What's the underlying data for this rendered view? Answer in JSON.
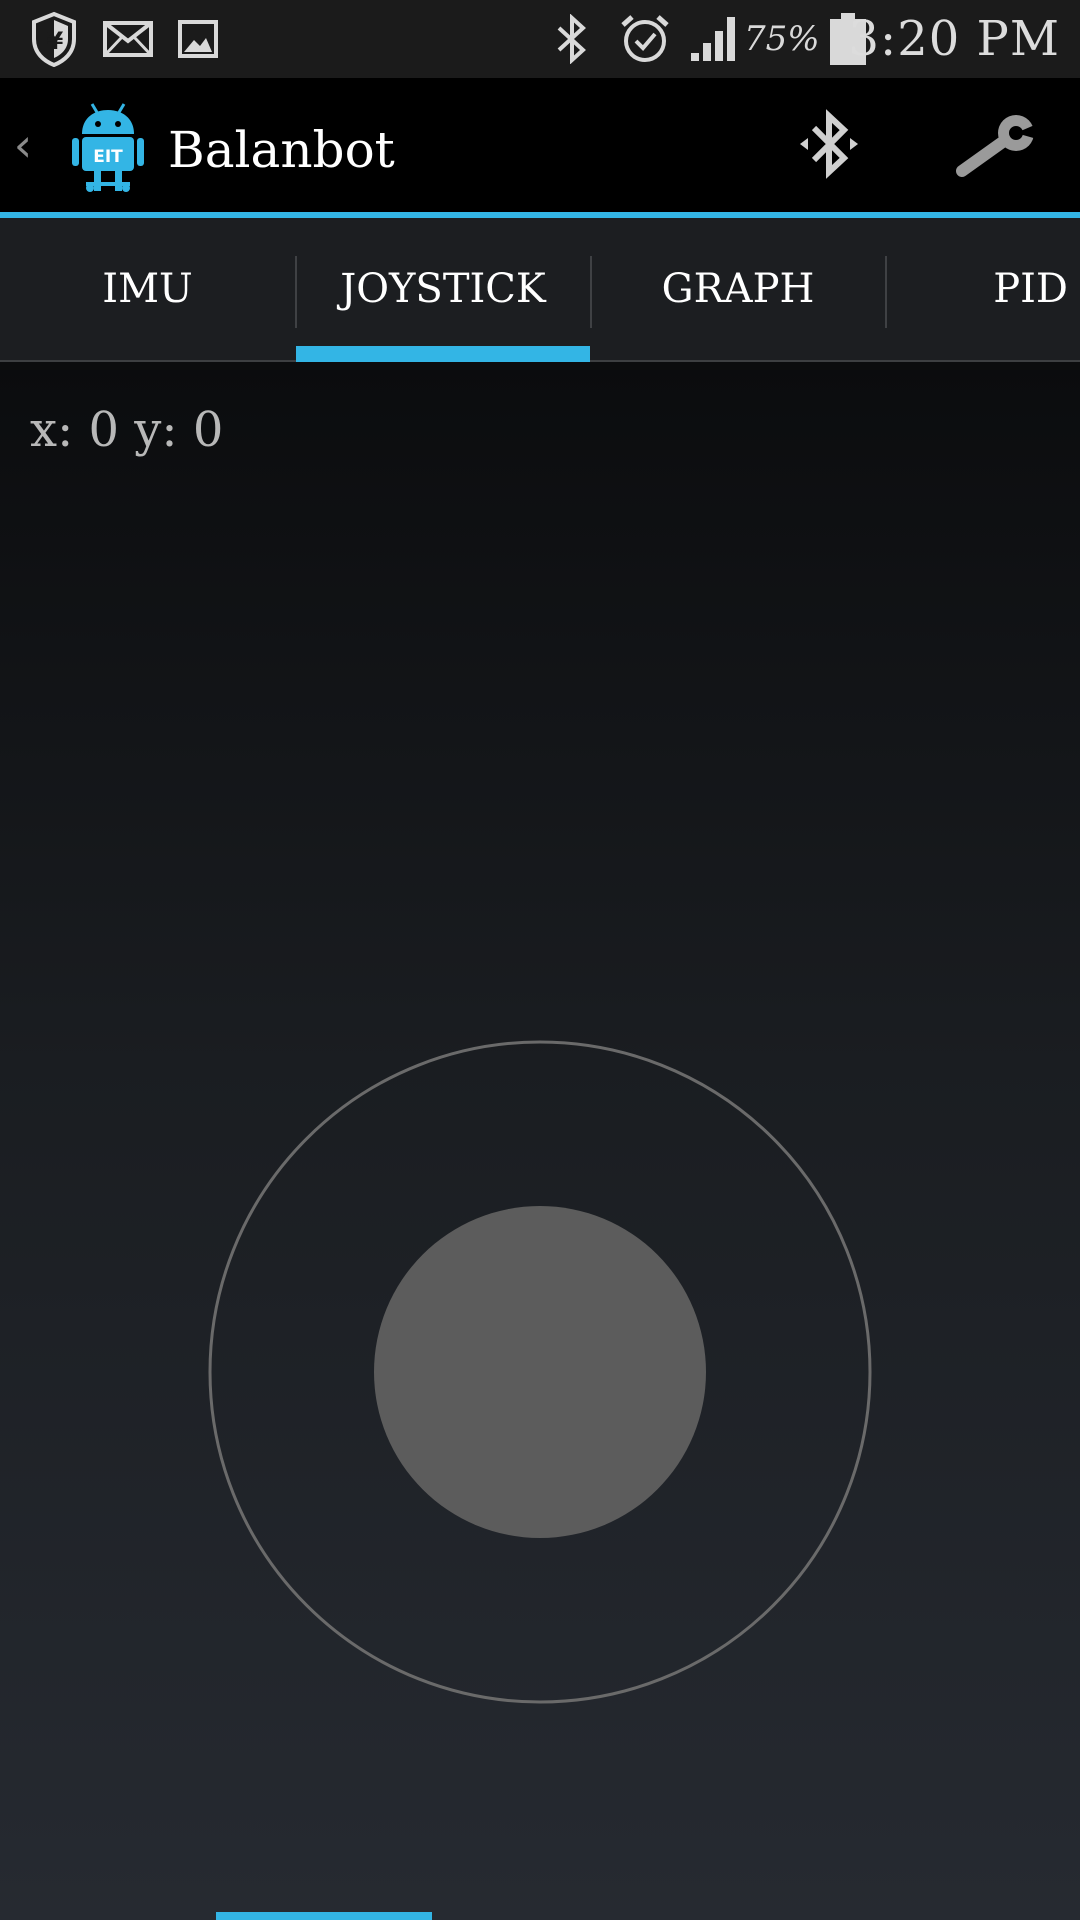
{
  "status_bar": {
    "icons": [
      "shield-yen-icon",
      "mail-icon",
      "gallery-icon",
      "bluetooth-icon",
      "alarm-icon",
      "signal-icon",
      "battery-icon"
    ],
    "battery_percent": "75%",
    "time": "3:20 PM"
  },
  "action_bar": {
    "up_caret": "‹",
    "title": "Balanbot",
    "app_icon_text": "EIT",
    "actions": [
      "bluetooth-connect-icon",
      "settings-wrench-icon"
    ]
  },
  "tabs": [
    {
      "label": "IMU",
      "selected": false
    },
    {
      "label": "JOYSTICK",
      "selected": true
    },
    {
      "label": "GRAPH",
      "selected": false
    },
    {
      "label": "PID",
      "selected": false
    }
  ],
  "joystick": {
    "readout": "x: 0 y: 0",
    "x": 0,
    "y": 0
  },
  "colors": {
    "accent": "#33b5e5",
    "knob": "#5c5c5c",
    "ring": "#6a6a6a"
  }
}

- - -

**What is being asked:** What is the number of lines in the data above that include the word "bluetooth"? Answer with that number only.

**Finished task:** 2